Exercise goal >>
Find the word "icon" in the material below and gather every line that contains it.

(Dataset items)

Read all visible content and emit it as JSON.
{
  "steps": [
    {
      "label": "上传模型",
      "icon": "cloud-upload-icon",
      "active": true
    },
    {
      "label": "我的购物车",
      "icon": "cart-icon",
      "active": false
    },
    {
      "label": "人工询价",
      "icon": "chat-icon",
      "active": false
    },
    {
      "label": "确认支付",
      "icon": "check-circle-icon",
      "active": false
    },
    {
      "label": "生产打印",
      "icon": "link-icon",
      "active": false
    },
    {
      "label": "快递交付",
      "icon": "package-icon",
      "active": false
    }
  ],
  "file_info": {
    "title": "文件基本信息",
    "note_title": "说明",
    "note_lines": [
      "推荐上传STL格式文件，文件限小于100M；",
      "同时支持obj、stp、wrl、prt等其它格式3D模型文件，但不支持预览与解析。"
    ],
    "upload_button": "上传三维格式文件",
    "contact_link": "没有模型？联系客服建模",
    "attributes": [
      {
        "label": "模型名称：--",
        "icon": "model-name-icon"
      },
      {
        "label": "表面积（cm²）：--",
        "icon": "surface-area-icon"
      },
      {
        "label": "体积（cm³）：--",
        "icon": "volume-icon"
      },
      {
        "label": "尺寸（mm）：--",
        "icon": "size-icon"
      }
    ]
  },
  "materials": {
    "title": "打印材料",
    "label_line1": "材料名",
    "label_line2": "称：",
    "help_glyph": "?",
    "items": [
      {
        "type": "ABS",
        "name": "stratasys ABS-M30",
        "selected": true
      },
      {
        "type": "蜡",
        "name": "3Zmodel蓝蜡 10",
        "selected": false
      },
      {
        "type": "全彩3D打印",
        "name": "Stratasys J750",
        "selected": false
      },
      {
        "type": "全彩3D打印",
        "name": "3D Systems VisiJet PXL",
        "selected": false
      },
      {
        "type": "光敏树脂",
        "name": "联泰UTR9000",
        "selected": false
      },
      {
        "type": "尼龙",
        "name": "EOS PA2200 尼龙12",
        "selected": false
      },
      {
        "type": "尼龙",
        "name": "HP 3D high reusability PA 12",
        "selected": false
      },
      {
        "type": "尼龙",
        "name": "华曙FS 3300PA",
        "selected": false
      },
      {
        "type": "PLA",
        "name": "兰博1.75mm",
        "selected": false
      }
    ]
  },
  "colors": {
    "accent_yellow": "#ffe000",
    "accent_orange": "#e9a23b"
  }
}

Complete response >>
      "icon": "cloud-upload-icon",
      "icon": "cart-icon",
      "icon": "chat-icon",
      "icon": "check-circle-icon",
      "icon": "link-icon",
      "icon": "package-icon",
        "icon": "model-name-icon"
        "icon": "surface-area-icon"
        "icon": "volume-icon"
        "icon": "size-icon"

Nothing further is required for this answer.